-- START Stored rows --

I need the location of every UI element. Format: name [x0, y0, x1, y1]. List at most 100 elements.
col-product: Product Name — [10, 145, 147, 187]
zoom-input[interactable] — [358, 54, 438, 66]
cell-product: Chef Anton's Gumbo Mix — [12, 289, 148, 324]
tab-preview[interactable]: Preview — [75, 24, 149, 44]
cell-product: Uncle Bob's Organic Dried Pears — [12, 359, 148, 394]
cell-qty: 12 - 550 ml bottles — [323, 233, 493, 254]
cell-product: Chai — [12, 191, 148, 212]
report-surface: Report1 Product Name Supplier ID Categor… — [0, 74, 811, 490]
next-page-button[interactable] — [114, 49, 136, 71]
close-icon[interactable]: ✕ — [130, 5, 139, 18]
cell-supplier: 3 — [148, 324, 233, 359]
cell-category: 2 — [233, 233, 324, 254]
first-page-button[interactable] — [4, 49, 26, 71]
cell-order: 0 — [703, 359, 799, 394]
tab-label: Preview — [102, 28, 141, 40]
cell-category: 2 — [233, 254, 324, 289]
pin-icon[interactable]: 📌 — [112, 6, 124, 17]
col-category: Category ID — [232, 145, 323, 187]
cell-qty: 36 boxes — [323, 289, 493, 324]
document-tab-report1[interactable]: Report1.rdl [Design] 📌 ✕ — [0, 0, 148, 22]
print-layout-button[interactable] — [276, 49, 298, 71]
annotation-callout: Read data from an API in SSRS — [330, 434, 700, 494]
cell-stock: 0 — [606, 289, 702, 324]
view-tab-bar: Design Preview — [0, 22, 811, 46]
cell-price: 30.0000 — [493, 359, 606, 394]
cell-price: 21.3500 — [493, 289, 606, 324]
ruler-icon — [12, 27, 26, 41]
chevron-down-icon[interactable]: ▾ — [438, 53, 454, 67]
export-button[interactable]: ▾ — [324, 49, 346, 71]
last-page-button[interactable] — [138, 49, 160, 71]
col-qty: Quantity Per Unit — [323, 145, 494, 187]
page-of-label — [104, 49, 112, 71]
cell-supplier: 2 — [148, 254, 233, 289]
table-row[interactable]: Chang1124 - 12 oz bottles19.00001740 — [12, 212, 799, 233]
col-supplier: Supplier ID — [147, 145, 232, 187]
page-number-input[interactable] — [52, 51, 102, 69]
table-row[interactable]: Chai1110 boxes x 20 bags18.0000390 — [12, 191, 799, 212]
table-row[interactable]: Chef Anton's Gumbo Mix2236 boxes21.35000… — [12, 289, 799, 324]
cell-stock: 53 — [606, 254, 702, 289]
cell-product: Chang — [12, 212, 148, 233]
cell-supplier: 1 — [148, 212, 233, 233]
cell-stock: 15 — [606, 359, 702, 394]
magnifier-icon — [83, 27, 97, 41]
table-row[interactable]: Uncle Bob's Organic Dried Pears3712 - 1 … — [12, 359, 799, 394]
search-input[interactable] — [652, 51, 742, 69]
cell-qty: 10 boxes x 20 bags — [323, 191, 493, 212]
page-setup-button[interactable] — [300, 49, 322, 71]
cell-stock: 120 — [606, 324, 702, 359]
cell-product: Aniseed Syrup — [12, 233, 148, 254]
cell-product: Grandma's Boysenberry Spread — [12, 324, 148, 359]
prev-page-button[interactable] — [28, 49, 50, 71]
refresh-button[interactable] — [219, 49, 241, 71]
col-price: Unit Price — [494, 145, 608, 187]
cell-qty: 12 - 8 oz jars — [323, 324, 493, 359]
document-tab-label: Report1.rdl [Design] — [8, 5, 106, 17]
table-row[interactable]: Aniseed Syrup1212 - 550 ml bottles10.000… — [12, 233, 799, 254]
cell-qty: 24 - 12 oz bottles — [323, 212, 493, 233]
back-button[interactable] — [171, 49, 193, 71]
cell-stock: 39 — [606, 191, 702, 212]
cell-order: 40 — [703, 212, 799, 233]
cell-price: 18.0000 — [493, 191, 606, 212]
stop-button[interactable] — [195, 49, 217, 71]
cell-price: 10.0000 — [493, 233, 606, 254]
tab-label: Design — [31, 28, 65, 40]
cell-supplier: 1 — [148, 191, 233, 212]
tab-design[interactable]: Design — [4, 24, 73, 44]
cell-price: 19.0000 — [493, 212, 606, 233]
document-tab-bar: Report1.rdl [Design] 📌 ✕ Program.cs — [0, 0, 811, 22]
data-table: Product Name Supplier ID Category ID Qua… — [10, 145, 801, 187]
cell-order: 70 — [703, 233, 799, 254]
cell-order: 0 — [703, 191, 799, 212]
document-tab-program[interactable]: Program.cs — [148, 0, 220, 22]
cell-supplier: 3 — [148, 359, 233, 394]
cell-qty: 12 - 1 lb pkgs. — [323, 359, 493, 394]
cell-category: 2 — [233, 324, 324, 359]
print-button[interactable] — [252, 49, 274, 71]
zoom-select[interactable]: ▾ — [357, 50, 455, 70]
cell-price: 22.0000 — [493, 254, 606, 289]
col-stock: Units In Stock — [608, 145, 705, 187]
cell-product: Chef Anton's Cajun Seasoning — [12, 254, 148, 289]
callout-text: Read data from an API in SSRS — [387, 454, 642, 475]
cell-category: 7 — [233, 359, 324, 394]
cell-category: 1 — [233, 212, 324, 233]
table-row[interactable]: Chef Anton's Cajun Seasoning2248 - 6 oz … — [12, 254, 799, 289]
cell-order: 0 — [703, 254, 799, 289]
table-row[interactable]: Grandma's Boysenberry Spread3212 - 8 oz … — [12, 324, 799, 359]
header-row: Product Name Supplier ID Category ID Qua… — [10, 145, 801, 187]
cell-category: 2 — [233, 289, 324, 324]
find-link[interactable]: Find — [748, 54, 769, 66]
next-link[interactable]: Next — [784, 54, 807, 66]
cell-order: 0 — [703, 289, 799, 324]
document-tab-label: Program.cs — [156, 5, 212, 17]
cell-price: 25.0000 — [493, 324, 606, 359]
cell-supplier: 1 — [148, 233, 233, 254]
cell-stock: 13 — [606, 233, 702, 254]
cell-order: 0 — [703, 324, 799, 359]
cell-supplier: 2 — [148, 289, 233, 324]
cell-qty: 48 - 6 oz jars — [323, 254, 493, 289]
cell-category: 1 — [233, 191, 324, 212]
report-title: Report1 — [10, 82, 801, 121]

-- END Stored rows --

## Brief
Print every one of the rows above again, character for character, without any alteration.

## Problem solution
I need the location of every UI element. Format: name [x0, y0, x1, y1]. List at most 100 elements.
col-product: Product Name — [10, 145, 147, 187]
zoom-input[interactable] — [358, 54, 438, 66]
cell-product: Chef Anton's Gumbo Mix — [12, 289, 148, 324]
tab-preview[interactable]: Preview — [75, 24, 149, 44]
cell-product: Uncle Bob's Organic Dried Pears — [12, 359, 148, 394]
cell-qty: 12 - 550 ml bottles — [323, 233, 493, 254]
cell-product: Chai — [12, 191, 148, 212]
report-surface: Report1 Product Name Supplier ID Categor… — [0, 74, 811, 490]
next-page-button[interactable] — [114, 49, 136, 71]
close-icon[interactable]: ✕ — [130, 5, 139, 18]
cell-supplier: 3 — [148, 324, 233, 359]
cell-category: 2 — [233, 233, 324, 254]
first-page-button[interactable] — [4, 49, 26, 71]
cell-order: 0 — [703, 359, 799, 394]
tab-label: Preview — [102, 28, 141, 40]
cell-category: 2 — [233, 254, 324, 289]
pin-icon[interactable]: 📌 — [112, 6, 124, 17]
col-category: Category ID — [232, 145, 323, 187]
cell-qty: 36 boxes — [323, 289, 493, 324]
document-tab-report1[interactable]: Report1.rdl [Design] 📌 ✕ — [0, 0, 148, 22]
print-layout-button[interactable] — [276, 49, 298, 71]
annotation-callout: Read data from an API in SSRS — [330, 434, 700, 494]
cell-stock: 0 — [606, 289, 702, 324]
view-tab-bar: Design Preview — [0, 22, 811, 46]
cell-price: 30.0000 — [493, 359, 606, 394]
cell-price: 21.3500 — [493, 289, 606, 324]
ruler-icon — [12, 27, 26, 41]
chevron-down-icon[interactable]: ▾ — [438, 53, 454, 67]
export-button[interactable]: ▾ — [324, 49, 346, 71]
last-page-button[interactable] — [138, 49, 160, 71]
col-qty: Quantity Per Unit — [323, 145, 494, 187]
page-of-label — [104, 49, 112, 71]
cell-supplier: 2 — [148, 254, 233, 289]
table-row[interactable]: Chang1124 - 12 oz bottles19.00001740 — [12, 212, 799, 233]
col-supplier: Supplier ID — [147, 145, 232, 187]
page-number-input[interactable] — [52, 51, 102, 69]
table-row[interactable]: Chai1110 boxes x 20 bags18.0000390 — [12, 191, 799, 212]
table-row[interactable]: Chef Anton's Gumbo Mix2236 boxes21.35000… — [12, 289, 799, 324]
cell-stock: 53 — [606, 254, 702, 289]
cell-product: Chang — [12, 212, 148, 233]
cell-supplier: 1 — [148, 212, 233, 233]
cell-stock: 15 — [606, 359, 702, 394]
magnifier-icon — [83, 27, 97, 41]
table-row[interactable]: Uncle Bob's Organic Dried Pears3712 - 1 … — [12, 359, 799, 394]
search-input[interactable] — [652, 51, 742, 69]
cell-qty: 10 boxes x 20 bags — [323, 191, 493, 212]
page-setup-button[interactable] — [300, 49, 322, 71]
cell-stock: 120 — [606, 324, 702, 359]
cell-product: Aniseed Syrup — [12, 233, 148, 254]
cell-product: Grandma's Boysenberry Spread — [12, 324, 148, 359]
prev-page-button[interactable] — [28, 49, 50, 71]
refresh-button[interactable] — [219, 49, 241, 71]
col-price: Unit Price — [494, 145, 608, 187]
cell-qty: 12 - 8 oz jars — [323, 324, 493, 359]
document-tab-label: Report1.rdl [Design] — [8, 5, 106, 17]
table-row[interactable]: Aniseed Syrup1212 - 550 ml bottles10.000… — [12, 233, 799, 254]
cell-qty: 24 - 12 oz bottles — [323, 212, 493, 233]
back-button[interactable] — [171, 49, 193, 71]
cell-stock: 39 — [606, 191, 702, 212]
cell-order: 40 — [703, 212, 799, 233]
cell-price: 18.0000 — [493, 191, 606, 212]
stop-button[interactable] — [195, 49, 217, 71]
cell-price: 10.0000 — [493, 233, 606, 254]
tab-label: Design — [31, 28, 65, 40]
cell-supplier: 1 — [148, 191, 233, 212]
tab-design[interactable]: Design — [4, 24, 73, 44]
cell-price: 19.0000 — [493, 212, 606, 233]
document-tab-bar: Report1.rdl [Design] 📌 ✕ Program.cs — [0, 0, 811, 22]
data-table: Product Name Supplier ID Category ID Qua… — [10, 145, 801, 187]
cell-order: 70 — [703, 233, 799, 254]
cell-order: 0 — [703, 191, 799, 212]
document-tab-program[interactable]: Program.cs — [148, 0, 220, 22]
cell-supplier: 3 — [148, 359, 233, 394]
cell-qty: 12 - 1 lb pkgs. — [323, 359, 493, 394]
cell-category: 2 — [233, 324, 324, 359]
print-button[interactable] — [252, 49, 274, 71]
zoom-select[interactable]: ▾ — [357, 50, 455, 70]
cell-price: 22.0000 — [493, 254, 606, 289]
col-stock: Units In Stock — [608, 145, 705, 187]
cell-product: Chef Anton's Cajun Seasoning — [12, 254, 148, 289]
callout-text: Read data from an API in SSRS — [387, 454, 642, 475]
cell-category: 7 — [233, 359, 324, 394]
cell-category: 1 — [233, 212, 324, 233]
table-row[interactable]: Chef Anton's Cajun Seasoning2248 - 6 oz … — [12, 254, 799, 289]
cell-order: 0 — [703, 254, 799, 289]
table-row[interactable]: Grandma's Boysenberry Spread3212 - 8 oz … — [12, 324, 799, 359]
header-row: Product Name Supplier ID Category ID Qua… — [10, 145, 801, 187]
cell-category: 2 — [233, 289, 324, 324]
find-link[interactable]: Find — [748, 54, 769, 66]
next-link[interactable]: Next — [784, 54, 807, 66]
cell-order: 0 — [703, 289, 799, 324]
document-tab-label: Program.cs — [156, 5, 212, 17]
cell-price: 25.0000 — [493, 324, 606, 359]
cell-supplier: 1 — [148, 233, 233, 254]
cell-stock: 13 — [606, 233, 702, 254]
cell-order: 0 — [703, 324, 799, 359]
cell-supplier: 2 — [148, 289, 233, 324]
cell-qty: 48 - 6 oz jars — [323, 254, 493, 289]
cell-category: 1 — [233, 191, 324, 212]
report-title: Report1 — [10, 82, 801, 121]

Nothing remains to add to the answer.